* Task statement
Look through the data below. Pick out the lines holding the string "color".

※ ※ ※

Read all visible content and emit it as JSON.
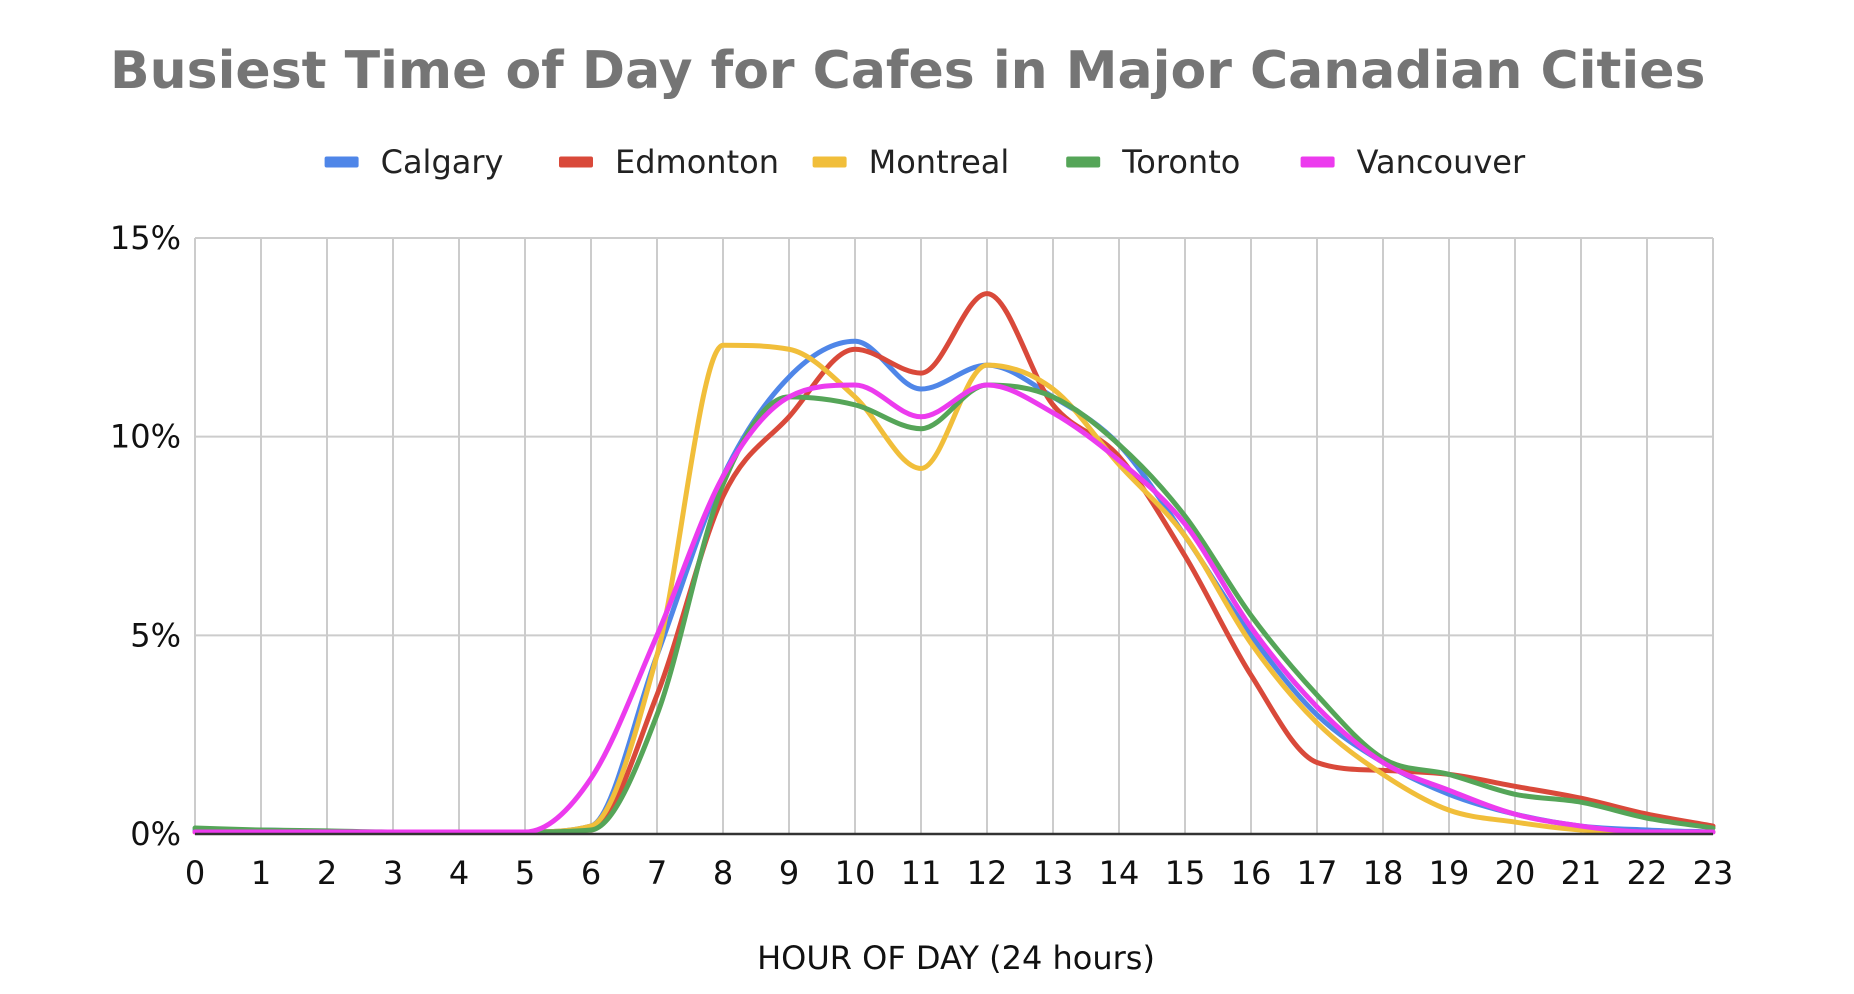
{
  "chart_data": {
    "type": "line",
    "title": "Busiest Time of Day for Cafes in Major Canadian Cities",
    "xlabel": "HOUR OF DAY (24 hours)",
    "ylabel": "",
    "x": [
      0,
      1,
      2,
      3,
      4,
      5,
      6,
      7,
      8,
      9,
      10,
      11,
      12,
      13,
      14,
      15,
      16,
      17,
      18,
      19,
      20,
      21,
      22,
      23
    ],
    "x_tick_labels": [
      "0",
      "1",
      "2",
      "3",
      "4",
      "5",
      "6",
      "7",
      "8",
      "9",
      "10",
      "11",
      "12",
      "13",
      "14",
      "15",
      "16",
      "17",
      "18",
      "19",
      "20",
      "21",
      "22",
      "23"
    ],
    "xlim": [
      0,
      23
    ],
    "ylim": [
      0,
      15
    ],
    "y_ticks": [
      0,
      5,
      10,
      15
    ],
    "y_tick_labels": [
      "0%",
      "5%",
      "10%",
      "15%"
    ],
    "legend_position": "top",
    "grid": true,
    "series": [
      {
        "name": "Calgary",
        "color": "#4F86E8",
        "values": [
          0.1,
          0.1,
          0.05,
          0.05,
          0.05,
          0.05,
          0.2,
          4.5,
          9.0,
          11.5,
          12.4,
          11.2,
          11.8,
          11.0,
          9.8,
          7.5,
          5.0,
          3.0,
          1.8,
          1.0,
          0.5,
          0.2,
          0.1,
          0.05
        ]
      },
      {
        "name": "Edmonton",
        "color": "#D9493A",
        "values": [
          0.05,
          0.05,
          0.05,
          0.05,
          0.05,
          0.05,
          0.1,
          3.5,
          8.5,
          10.5,
          12.2,
          11.6,
          13.6,
          10.8,
          9.5,
          7.0,
          4.0,
          1.8,
          1.6,
          1.5,
          1.2,
          0.9,
          0.5,
          0.2
        ]
      },
      {
        "name": "Montreal",
        "color": "#F1BE3A",
        "values": [
          0.05,
          0.05,
          0.05,
          0.05,
          0.05,
          0.05,
          0.2,
          4.5,
          12.3,
          12.2,
          11.0,
          9.2,
          11.8,
          11.2,
          9.3,
          7.5,
          4.8,
          2.8,
          1.5,
          0.6,
          0.3,
          0.1,
          0.05,
          0.05
        ]
      },
      {
        "name": "Toronto",
        "color": "#55A558",
        "values": [
          0.15,
          0.1,
          0.08,
          0.05,
          0.05,
          0.05,
          0.1,
          3.0,
          8.8,
          11.0,
          10.8,
          10.2,
          11.3,
          11.0,
          9.8,
          8.0,
          5.5,
          3.5,
          1.9,
          1.5,
          1.0,
          0.8,
          0.4,
          0.15
        ]
      },
      {
        "name": "Vancouver",
        "color": "#EC3BEE",
        "values": [
          0.05,
          0.05,
          0.05,
          0.05,
          0.05,
          0.05,
          1.4,
          5.0,
          9.0,
          11.0,
          11.3,
          10.5,
          11.3,
          10.6,
          9.4,
          7.8,
          5.2,
          3.2,
          1.8,
          1.1,
          0.5,
          0.2,
          0.05,
          0.05
        ]
      }
    ]
  }
}
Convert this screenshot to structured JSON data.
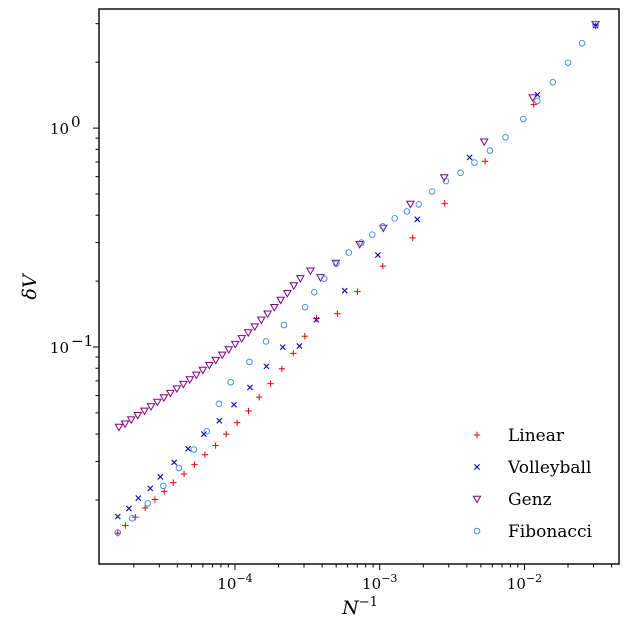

※ ※ ※

* Full output
        "color": "#4F86E8",
        "color": "#D9493A",
        "color": "#F1BE3A",
        "color": "#55A558",
        "color": "#EC3BEE",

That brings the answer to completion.